> Your objective
From the listing below, pull out every line where the string "여론조사" appears.

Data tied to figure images
-*-
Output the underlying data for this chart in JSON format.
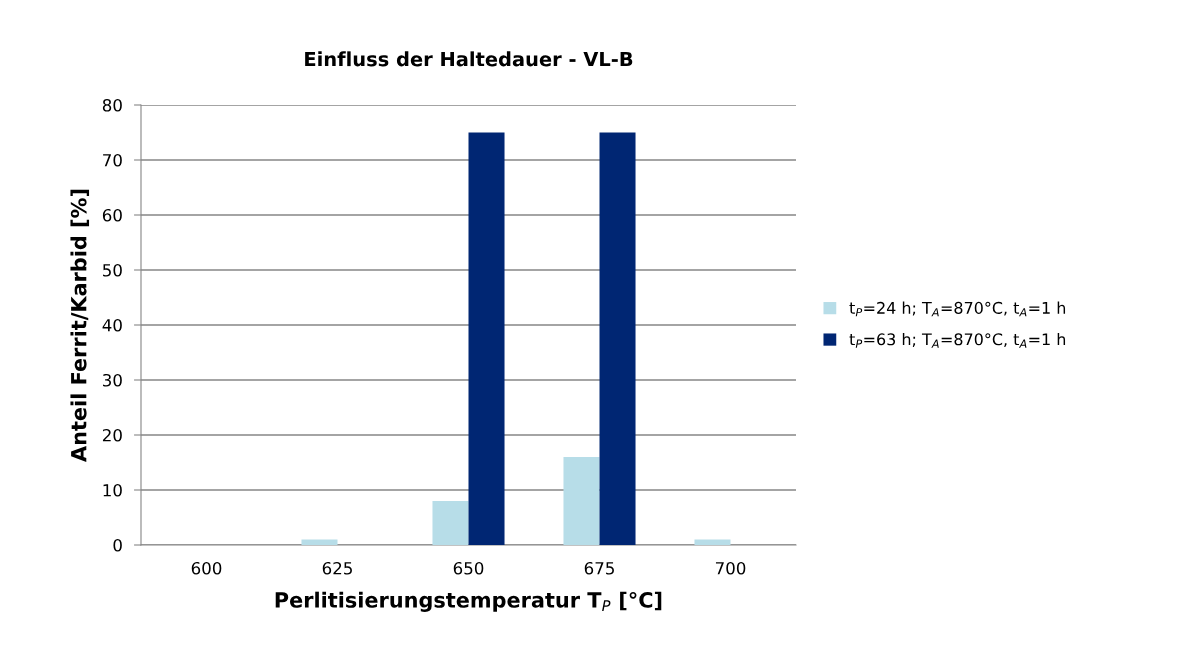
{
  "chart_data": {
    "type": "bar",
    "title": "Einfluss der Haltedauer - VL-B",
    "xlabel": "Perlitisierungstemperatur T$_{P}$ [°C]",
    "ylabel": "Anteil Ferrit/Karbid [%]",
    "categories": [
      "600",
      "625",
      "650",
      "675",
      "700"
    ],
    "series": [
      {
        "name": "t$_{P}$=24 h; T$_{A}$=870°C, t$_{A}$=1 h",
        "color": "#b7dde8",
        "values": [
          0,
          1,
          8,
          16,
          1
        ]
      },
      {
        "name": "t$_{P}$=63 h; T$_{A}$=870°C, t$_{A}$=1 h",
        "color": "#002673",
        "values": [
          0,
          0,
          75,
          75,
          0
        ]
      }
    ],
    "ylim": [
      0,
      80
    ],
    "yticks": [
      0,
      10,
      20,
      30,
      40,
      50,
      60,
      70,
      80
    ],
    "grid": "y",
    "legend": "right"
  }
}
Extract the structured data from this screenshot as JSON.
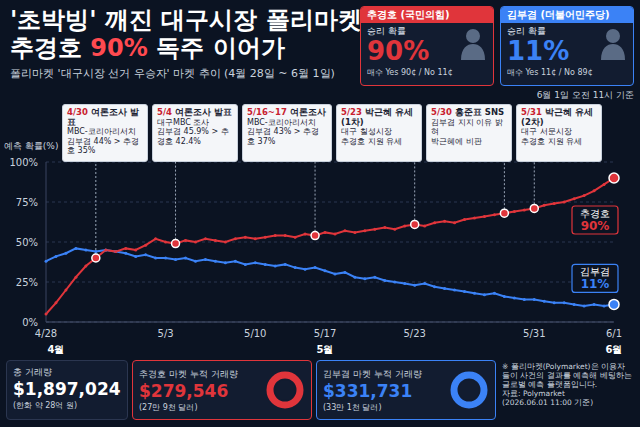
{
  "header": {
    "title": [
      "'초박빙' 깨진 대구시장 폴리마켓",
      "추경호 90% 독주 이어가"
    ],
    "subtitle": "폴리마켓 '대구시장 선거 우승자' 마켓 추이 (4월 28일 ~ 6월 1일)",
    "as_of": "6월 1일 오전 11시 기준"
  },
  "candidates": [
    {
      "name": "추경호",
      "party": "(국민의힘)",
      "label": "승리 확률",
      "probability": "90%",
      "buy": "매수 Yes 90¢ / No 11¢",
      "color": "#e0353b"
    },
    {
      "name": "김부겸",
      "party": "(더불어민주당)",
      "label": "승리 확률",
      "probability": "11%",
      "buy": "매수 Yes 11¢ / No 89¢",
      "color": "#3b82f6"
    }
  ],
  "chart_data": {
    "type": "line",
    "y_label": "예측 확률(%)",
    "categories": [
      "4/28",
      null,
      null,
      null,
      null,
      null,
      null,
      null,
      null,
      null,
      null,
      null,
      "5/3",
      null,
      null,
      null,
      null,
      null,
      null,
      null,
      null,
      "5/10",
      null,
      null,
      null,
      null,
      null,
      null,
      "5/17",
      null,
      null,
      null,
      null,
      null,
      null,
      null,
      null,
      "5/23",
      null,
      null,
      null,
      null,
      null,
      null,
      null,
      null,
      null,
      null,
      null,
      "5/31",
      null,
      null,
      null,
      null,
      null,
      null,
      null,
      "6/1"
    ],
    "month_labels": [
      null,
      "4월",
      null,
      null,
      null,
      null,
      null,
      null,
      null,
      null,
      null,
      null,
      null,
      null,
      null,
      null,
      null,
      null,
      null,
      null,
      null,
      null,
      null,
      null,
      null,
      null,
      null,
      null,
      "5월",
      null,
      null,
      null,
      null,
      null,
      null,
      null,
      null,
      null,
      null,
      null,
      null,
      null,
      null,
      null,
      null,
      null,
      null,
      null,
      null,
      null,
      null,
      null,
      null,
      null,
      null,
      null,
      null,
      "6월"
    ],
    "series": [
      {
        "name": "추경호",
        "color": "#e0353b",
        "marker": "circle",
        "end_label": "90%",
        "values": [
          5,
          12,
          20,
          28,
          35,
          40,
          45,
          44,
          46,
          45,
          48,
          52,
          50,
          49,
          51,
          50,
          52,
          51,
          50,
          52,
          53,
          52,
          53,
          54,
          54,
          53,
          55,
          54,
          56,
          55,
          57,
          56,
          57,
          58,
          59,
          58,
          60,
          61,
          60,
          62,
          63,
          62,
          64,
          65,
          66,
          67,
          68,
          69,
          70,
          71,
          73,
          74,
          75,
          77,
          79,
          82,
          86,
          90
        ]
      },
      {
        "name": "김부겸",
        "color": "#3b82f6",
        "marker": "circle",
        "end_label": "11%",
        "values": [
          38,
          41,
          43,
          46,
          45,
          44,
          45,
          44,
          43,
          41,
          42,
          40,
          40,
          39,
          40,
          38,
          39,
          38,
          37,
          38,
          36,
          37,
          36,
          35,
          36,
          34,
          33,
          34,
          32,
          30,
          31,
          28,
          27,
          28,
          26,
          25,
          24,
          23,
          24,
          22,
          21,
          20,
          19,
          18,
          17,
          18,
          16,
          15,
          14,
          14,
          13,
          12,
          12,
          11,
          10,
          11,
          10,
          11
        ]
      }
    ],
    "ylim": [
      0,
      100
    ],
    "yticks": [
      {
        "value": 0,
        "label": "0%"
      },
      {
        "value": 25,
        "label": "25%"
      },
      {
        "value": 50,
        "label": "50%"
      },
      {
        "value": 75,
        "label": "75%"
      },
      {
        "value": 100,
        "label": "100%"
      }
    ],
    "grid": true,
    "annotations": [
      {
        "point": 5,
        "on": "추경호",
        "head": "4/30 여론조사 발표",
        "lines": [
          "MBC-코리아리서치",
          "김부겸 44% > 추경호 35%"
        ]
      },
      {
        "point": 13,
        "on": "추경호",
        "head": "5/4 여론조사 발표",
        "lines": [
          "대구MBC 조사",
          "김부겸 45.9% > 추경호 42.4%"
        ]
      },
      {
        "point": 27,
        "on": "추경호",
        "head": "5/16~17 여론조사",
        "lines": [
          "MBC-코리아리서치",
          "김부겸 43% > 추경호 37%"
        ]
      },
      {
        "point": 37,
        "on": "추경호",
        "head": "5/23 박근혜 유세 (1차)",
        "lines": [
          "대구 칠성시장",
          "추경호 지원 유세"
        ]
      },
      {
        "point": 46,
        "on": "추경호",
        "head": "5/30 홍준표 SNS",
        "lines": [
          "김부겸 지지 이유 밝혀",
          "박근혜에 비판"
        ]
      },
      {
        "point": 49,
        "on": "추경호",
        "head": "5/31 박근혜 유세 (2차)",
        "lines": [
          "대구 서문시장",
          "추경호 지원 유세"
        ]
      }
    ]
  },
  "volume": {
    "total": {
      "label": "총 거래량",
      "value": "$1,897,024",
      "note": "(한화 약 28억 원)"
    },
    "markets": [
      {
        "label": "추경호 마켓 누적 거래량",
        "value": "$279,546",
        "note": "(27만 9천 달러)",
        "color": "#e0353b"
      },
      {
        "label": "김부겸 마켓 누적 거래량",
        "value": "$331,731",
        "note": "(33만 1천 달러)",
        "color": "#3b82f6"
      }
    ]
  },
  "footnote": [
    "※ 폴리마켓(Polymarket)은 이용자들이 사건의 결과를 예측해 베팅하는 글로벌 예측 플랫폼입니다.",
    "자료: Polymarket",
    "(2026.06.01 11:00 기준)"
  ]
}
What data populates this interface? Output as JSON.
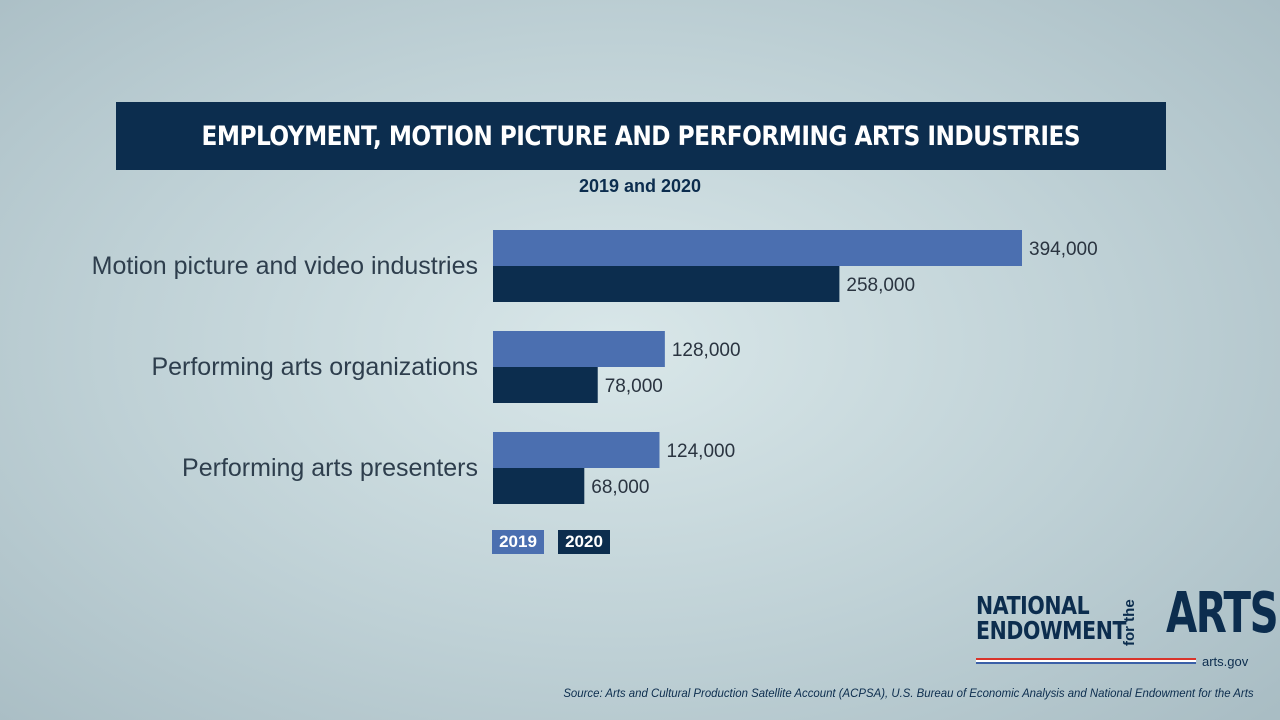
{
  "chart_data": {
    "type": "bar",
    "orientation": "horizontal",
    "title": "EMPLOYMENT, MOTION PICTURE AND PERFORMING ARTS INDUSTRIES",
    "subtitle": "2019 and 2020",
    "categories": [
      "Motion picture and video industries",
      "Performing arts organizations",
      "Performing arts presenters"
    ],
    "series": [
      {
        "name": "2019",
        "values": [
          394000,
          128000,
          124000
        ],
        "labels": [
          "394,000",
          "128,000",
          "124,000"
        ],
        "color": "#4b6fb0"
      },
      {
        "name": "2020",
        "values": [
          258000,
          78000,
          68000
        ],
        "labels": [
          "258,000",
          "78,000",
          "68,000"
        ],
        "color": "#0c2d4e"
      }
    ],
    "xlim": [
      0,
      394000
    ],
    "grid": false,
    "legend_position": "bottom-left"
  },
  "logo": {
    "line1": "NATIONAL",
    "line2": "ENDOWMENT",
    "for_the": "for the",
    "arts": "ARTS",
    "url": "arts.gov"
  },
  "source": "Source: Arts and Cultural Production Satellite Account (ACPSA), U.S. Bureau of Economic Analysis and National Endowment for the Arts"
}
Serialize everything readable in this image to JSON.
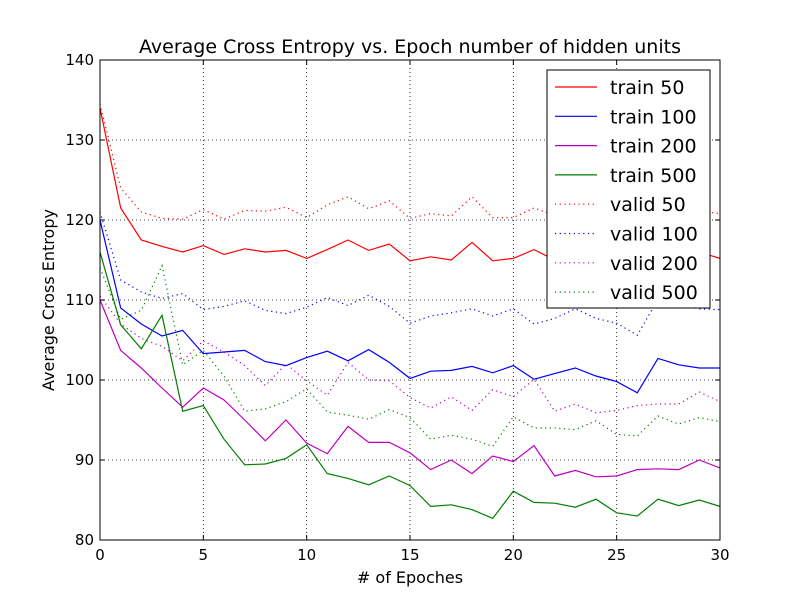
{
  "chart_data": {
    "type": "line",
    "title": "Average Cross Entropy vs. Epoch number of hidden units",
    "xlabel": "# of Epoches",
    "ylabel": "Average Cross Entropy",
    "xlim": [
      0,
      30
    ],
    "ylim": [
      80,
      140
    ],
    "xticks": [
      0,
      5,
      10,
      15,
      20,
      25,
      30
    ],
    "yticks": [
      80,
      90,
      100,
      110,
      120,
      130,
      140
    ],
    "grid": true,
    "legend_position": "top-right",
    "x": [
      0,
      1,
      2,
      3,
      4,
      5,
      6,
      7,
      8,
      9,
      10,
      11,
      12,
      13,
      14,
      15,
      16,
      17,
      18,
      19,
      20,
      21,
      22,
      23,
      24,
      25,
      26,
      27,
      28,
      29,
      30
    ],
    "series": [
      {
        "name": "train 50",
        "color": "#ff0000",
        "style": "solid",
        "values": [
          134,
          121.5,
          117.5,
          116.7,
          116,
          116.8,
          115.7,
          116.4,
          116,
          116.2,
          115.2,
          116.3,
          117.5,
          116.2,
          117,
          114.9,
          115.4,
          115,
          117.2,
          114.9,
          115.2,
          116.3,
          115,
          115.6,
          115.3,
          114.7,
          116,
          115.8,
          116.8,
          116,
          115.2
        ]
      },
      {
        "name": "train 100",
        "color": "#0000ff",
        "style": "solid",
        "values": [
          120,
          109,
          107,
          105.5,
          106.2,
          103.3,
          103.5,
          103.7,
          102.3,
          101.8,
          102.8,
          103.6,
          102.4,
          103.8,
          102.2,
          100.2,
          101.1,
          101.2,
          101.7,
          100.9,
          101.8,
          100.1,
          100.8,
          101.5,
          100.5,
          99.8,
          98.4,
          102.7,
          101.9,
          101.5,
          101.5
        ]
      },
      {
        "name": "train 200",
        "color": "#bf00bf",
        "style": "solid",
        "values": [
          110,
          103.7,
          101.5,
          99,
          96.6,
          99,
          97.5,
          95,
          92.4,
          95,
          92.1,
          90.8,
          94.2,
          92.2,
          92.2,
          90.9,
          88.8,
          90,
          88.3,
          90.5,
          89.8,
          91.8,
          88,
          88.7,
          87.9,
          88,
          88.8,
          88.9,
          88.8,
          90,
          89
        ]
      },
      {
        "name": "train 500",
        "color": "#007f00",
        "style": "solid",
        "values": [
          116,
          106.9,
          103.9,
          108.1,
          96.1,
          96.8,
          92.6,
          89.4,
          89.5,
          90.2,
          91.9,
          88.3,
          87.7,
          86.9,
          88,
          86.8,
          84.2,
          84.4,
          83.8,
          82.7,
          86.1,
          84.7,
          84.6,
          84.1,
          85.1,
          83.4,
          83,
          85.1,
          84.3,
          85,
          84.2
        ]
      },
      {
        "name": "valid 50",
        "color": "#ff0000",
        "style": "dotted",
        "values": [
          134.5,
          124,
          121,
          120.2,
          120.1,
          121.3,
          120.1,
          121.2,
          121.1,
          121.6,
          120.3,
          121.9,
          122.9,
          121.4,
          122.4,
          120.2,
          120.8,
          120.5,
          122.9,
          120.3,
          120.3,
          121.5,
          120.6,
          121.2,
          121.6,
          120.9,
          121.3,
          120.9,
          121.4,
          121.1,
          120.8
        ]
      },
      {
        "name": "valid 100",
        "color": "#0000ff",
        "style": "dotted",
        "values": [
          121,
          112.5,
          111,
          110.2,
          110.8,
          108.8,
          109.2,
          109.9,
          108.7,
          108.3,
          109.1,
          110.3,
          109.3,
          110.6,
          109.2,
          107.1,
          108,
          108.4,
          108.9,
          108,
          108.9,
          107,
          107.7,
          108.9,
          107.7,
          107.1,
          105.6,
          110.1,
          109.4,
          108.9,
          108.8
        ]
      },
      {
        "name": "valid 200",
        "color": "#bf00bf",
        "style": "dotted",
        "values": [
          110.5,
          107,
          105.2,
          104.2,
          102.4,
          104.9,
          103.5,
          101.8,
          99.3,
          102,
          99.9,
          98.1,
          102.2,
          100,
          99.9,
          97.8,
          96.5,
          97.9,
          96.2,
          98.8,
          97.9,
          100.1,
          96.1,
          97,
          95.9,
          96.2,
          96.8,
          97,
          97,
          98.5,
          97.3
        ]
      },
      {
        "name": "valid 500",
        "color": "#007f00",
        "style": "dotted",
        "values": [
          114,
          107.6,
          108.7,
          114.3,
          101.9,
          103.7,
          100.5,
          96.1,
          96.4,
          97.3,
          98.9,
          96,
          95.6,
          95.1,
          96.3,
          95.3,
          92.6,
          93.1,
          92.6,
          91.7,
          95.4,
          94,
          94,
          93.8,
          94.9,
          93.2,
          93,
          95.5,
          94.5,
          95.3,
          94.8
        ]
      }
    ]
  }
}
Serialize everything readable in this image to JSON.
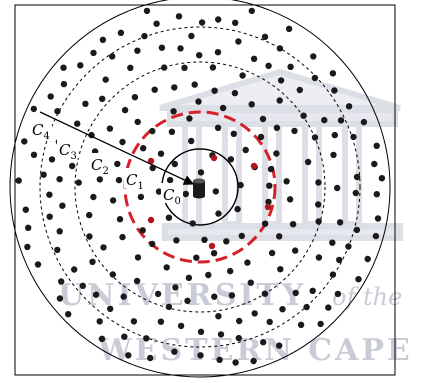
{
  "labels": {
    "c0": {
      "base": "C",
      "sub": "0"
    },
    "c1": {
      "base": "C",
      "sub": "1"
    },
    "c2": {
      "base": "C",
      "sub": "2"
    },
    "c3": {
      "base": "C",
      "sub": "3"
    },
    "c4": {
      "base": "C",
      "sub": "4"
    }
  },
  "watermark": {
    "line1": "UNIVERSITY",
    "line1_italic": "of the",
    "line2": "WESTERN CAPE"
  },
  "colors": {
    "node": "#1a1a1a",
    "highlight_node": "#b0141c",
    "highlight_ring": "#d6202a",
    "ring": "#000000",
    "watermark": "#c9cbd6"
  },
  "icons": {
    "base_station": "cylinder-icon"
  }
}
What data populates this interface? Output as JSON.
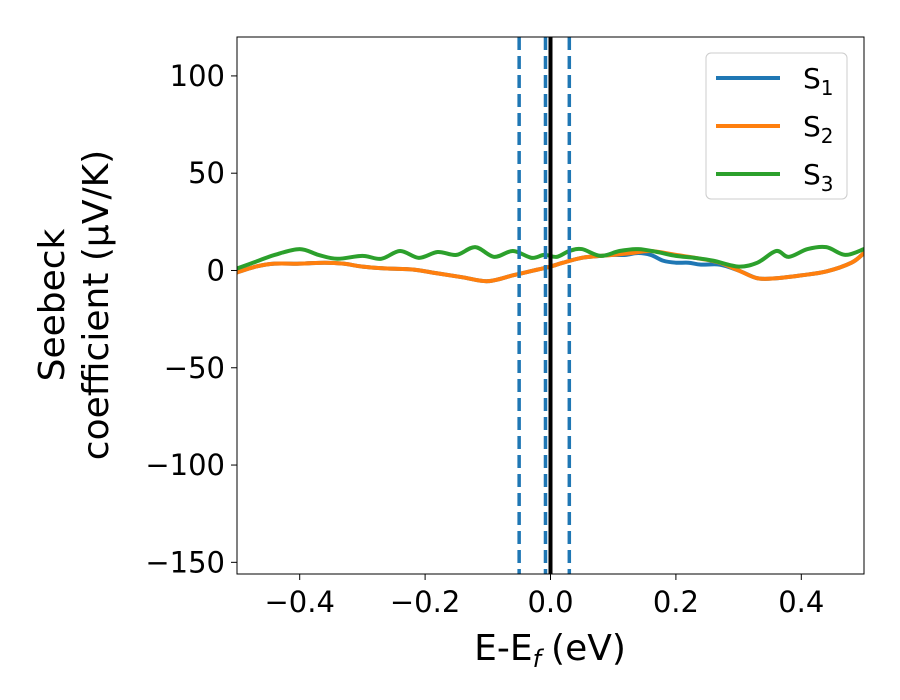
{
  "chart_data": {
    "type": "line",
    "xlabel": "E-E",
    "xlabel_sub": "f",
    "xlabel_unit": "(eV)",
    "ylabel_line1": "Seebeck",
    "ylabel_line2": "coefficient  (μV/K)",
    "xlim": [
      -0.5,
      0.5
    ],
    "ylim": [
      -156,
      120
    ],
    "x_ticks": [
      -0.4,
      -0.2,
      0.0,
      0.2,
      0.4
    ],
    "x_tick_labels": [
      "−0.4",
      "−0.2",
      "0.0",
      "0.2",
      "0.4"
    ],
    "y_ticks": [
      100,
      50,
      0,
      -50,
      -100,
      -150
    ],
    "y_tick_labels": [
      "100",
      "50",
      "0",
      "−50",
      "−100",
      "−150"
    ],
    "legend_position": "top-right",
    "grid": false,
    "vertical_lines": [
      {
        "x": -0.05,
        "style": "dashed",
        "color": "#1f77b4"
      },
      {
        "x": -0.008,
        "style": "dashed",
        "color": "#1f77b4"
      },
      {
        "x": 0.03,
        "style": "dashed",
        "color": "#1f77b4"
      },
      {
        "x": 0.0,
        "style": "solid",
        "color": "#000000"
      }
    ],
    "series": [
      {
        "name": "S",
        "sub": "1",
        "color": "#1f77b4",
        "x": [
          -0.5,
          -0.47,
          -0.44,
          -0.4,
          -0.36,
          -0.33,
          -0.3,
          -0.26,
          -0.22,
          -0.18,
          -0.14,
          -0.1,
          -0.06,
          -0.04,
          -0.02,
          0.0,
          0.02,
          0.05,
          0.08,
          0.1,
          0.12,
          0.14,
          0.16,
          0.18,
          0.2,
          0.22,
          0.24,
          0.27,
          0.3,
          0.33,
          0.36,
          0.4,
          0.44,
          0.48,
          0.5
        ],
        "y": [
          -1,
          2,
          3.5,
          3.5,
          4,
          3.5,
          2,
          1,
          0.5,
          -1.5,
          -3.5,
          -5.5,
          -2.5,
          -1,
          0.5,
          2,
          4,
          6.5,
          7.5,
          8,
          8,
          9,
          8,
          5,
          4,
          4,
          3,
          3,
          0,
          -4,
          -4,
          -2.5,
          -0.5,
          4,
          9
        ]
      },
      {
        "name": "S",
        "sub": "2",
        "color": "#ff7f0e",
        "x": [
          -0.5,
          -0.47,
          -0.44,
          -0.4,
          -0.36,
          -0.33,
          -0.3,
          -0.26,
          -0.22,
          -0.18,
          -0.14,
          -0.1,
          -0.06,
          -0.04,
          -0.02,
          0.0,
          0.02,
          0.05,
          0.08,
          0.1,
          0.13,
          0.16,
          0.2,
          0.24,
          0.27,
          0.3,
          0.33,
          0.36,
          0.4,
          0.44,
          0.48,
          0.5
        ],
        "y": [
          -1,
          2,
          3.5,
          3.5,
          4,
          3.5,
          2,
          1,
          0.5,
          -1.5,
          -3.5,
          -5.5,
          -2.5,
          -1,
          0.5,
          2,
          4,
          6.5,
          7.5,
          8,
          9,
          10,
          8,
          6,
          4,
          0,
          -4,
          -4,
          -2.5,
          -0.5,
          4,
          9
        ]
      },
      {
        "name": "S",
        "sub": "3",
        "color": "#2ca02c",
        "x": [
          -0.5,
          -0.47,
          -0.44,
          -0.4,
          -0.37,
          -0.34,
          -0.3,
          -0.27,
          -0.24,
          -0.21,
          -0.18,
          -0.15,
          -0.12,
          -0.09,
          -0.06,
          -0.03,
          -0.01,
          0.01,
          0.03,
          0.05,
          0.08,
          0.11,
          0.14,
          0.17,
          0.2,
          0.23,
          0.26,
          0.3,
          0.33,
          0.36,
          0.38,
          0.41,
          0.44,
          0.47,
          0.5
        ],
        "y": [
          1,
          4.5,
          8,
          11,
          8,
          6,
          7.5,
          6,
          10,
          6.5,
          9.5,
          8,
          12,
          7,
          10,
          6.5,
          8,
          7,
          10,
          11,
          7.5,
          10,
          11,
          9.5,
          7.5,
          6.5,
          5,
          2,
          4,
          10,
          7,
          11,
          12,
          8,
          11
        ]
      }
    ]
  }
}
-*-
> Solution to this exercise
        "head": "4/30 여론조사 발표",
        "head": "5/4 여론조사 발표",
        "head": "5/16~17 여론조사",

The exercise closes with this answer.